Set exercise: Set down each entry from the block beneath, exactly as written.

Data for this task:
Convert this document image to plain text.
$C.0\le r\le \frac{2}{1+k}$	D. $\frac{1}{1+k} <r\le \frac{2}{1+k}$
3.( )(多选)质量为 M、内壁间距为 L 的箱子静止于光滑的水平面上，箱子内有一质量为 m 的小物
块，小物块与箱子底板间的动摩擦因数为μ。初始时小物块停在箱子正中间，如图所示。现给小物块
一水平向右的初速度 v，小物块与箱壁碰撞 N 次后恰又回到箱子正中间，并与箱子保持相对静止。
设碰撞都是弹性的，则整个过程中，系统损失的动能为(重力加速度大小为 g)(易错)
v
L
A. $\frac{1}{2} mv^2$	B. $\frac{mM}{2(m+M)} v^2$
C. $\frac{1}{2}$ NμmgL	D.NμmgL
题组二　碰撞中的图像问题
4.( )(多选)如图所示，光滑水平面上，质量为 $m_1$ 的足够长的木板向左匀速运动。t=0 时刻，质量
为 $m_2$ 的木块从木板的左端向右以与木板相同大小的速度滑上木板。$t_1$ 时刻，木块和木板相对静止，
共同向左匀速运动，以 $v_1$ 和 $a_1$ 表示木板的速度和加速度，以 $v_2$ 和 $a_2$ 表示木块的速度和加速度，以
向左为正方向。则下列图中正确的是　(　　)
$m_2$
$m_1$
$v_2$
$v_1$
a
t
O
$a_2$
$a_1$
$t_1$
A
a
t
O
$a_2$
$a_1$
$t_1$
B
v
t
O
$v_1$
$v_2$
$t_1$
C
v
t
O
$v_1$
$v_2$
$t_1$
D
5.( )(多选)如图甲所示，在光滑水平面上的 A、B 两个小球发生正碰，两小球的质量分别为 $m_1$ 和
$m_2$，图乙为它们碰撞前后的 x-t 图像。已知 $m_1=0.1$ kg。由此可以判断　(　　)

Exercise response:
Convert this document image to plain text.
$C.0\le r\le \frac{2}{1+k}$	D. $\frac{1}{1+k} <r\le \frac{2}{1+k}$
3.( )(多选)质量为 M、内壁间距为 L 的箱子静止于光滑的水平面上，箱子内有一质量为 m 的小物
块，小物块与箱子底板间的动摩擦因数为μ。初始时小物块停在箱子正中间，如图所示。现给小物块
一水平向右的初速度 v，小物块与箱壁碰撞 N 次后恰又回到箱子正中间，并与箱子保持相对静止。
设碰撞都是弹性的，则整个过程中，系统损失的动能为(重力加速度大小为 g)(易错)
v
L
A. $\frac{1}{2} mv^2$	B. $\frac{mM}{2(m+M)} v^2$
C. $\frac{1}{2}$ NμmgL	D.NμmgL
题组二　碰撞中的图像问题
4.( )(多选)如图所示，光滑水平面上，质量为 $m_1$ 的足够长的木板向左匀速运动。t=0 时刻，质量
为 $m_2$ 的木块从木板的左端向右以与木板相同大小的速度滑上木板。$t_1$ 时刻，木块和木板相对静止，
共同向左匀速运动，以 $v_1$ 和 $a_1$ 表示木板的速度和加速度，以 $v_2$ 和 $a_2$ 表示木块的速度和加速度，以
向左为正方向。则下列图中正确的是　(　　)
$m_2$
$m_1$
$v_2$
$v_1$
a
t
O
$a_2$
$a_1$
$t_1$
A
a
t
O
$a_2$
$a_1$
$t_1$
B
v
t
O
$v_1$
$v_2$
$t_1$
C
v
t
O
$v_1$
$v_2$
$t_1$
D
5.( )(多选)如图甲所示，在光滑水平面上的 A、B 两个小球发生正碰，两小球的质量分别为 $m_1$ 和
$m_2$，图乙为它们碰撞前后的 x-t 图像。已知 $m_1=0.1$ kg。由此可以判断　(　　)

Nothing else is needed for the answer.